• Material provided
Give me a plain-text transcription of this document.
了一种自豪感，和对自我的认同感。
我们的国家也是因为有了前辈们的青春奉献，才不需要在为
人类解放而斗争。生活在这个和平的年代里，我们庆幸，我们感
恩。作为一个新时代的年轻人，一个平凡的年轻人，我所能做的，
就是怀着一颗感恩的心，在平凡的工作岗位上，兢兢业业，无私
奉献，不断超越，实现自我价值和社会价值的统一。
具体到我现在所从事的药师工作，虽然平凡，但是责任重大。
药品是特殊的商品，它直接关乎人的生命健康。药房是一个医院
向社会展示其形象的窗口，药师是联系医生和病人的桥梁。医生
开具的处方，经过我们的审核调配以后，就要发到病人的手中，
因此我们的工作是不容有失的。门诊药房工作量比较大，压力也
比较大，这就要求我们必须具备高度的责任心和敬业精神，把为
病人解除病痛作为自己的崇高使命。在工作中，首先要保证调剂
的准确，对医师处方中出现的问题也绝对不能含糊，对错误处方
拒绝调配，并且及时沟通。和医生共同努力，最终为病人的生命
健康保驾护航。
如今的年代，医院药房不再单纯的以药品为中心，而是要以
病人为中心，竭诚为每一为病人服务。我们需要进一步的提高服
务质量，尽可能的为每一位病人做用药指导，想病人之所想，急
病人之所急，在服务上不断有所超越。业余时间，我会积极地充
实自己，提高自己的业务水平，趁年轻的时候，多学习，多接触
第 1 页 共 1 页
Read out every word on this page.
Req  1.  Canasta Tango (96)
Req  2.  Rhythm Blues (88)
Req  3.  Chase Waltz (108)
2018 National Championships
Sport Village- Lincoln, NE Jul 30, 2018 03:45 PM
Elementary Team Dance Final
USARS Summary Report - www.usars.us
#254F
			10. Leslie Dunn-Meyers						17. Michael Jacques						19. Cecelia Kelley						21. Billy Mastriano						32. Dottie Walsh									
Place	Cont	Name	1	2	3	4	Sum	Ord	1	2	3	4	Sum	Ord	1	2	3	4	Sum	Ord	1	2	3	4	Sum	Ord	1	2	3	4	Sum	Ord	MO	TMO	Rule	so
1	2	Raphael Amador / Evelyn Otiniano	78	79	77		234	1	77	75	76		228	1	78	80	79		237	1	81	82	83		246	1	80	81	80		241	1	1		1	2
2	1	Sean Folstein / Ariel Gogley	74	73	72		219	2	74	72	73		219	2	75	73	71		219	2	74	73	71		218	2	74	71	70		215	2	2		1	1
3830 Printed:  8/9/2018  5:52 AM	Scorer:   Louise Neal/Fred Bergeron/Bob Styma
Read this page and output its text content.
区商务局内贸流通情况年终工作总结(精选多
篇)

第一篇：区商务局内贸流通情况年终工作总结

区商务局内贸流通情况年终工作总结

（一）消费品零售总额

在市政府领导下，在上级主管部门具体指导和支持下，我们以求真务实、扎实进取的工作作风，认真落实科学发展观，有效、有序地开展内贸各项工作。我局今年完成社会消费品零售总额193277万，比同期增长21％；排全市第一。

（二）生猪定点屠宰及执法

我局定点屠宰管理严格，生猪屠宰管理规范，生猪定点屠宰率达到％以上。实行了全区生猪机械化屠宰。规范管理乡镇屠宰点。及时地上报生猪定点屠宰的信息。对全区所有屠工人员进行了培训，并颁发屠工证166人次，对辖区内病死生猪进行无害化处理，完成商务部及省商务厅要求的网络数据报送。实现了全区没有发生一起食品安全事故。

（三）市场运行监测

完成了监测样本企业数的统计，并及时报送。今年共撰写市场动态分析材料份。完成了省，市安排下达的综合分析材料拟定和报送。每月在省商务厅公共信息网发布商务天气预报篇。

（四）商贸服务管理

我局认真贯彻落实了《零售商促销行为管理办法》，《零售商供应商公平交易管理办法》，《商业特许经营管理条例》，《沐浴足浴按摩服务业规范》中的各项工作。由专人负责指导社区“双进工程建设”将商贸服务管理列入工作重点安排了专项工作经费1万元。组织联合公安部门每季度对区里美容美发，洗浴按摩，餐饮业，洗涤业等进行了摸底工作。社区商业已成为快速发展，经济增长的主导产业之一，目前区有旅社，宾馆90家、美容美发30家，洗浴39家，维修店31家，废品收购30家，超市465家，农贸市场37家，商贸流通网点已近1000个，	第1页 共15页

• Set task
Write the whole listing out again. Keep every line exactly as it is.

• Expected answer
Give me a plain-text transcription of this document.
了一种自豪感，和对自我的认同感。
我们的国家也是因为有了前辈们的青春奉献，才不需要在为
人类解放而斗争。生活在这个和平的年代里，我们庆幸，我们感
恩。作为一个新时代的年轻人，一个平凡的年轻人，我所能做的，
就是怀着一颗感恩的心，在平凡的工作岗位上，兢兢业业，无私
奉献，不断超越，实现自我价值和社会价值的统一。
具体到我现在所从事的药师工作，虽然平凡，但是责任重大。
药品是特殊的商品，它直接关乎人的生命健康。药房是一个医院
向社会展示其形象的窗口，药师是联系医生和病人的桥梁。医生
开具的处方，经过我们的审核调配以后，就要发到病人的手中，
因此我们的工作是不容有失的。门诊药房工作量比较大，压力也
比较大，这就要求我们必须具备高度的责任心和敬业精神，把为
病人解除病痛作为自己的崇高使命。在工作中，首先要保证调剂
的准确，对医师处方中出现的问题也绝对不能含糊，对错误处方
拒绝调配，并且及时沟通。和医生共同努力，最终为病人的生命
健康保驾护航。
如今的年代，医院药房不再单纯的以药品为中心，而是要以
病人为中心，竭诚为每一为病人服务。我们需要进一步的提高服
务质量，尽可能的为每一位病人做用药指导，想病人之所想，急
病人之所急，在服务上不断有所超越。业余时间，我会积极地充
实自己，提高自己的业务水平，趁年轻的时候，多学习，多接触
第 1 页 共 1 页
Read out every word on this page.
Req  1.  Canasta Tango (96)
Req  2.  Rhythm Blues (88)
Req  3.  Chase Waltz (108)
2018 National Championships
Sport Village- Lincoln, NE Jul 30, 2018 03:45 PM
Elementary Team Dance Final
USARS Summary Report - www.usars.us
#254F
			10. Leslie Dunn-Meyers						17. Michael Jacques						19. Cecelia Kelley						21. Billy Mastriano						32. Dottie Walsh									
Place	Cont	Name	1	2	3	4	Sum	Ord	1	2	3	4	Sum	Ord	1	2	3	4	Sum	Ord	1	2	3	4	Sum	Ord	1	2	3	4	Sum	Ord	MO	TMO	Rule	so
1	2	Raphael Amador / Evelyn Otiniano	78	79	77		234	1	77	75	76		228	1	78	80	79		237	1	81	82	83		246	1	80	81	80		241	1	1		1	2
2	1	Sean Folstein / Ariel Gogley	74	73	72		219	2	74	72	73		219	2	75	73	71		219	2	74	73	71		218	2	74	71	70		215	2	2		1	1
3830 Printed:  8/9/2018  5:52 AM	Scorer:   Louise Neal/Fred Bergeron/Bob Styma
Read this page and output its text content.
区商务局内贸流通情况年终工作总结(精选多
篇)

第一篇：区商务局内贸流通情况年终工作总结

区商务局内贸流通情况年终工作总结

（一）消费品零售总额

在市政府领导下，在上级主管部门具体指导和支持下，我们以求真务实、扎实进取的工作作风，认真落实科学发展观，有效、有序地开展内贸各项工作。我局今年完成社会消费品零售总额193277万，比同期增长21％；排全市第一。

（二）生猪定点屠宰及执法

我局定点屠宰管理严格，生猪屠宰管理规范，生猪定点屠宰率达到％以上。实行了全区生猪机械化屠宰。规范管理乡镇屠宰点。及时地上报生猪定点屠宰的信息。对全区所有屠工人员进行了培训，并颁发屠工证166人次，对辖区内病死生猪进行无害化处理，完成商务部及省商务厅要求的网络数据报送。实现了全区没有发生一起食品安全事故。

（三）市场运行监测

完成了监测样本企业数的统计，并及时报送。今年共撰写市场动态分析材料份。完成了省，市安排下达的综合分析材料拟定和报送。每月在省商务厅公共信息网发布商务天气预报篇。

（四）商贸服务管理

我局认真贯彻落实了《零售商促销行为管理办法》，《零售商供应商公平交易管理办法》，《商业特许经营管理条例》，《沐浴足浴按摩服务业规范》中的各项工作。由专人负责指导社区“双进工程建设”将商贸服务管理列入工作重点安排了专项工作经费1万元。组织联合公安部门每季度对区里美容美发，洗浴按摩，餐饮业，洗涤业等进行了摸底工作。社区商业已成为快速发展，经济增长的主导产业之一，目前区有旅社，宾馆90家、美容美发30家，洗浴39家，维修店31家，废品收购30家，超市465家，农贸市场37家，商贸流通网点已近1000个，	第1页 共15页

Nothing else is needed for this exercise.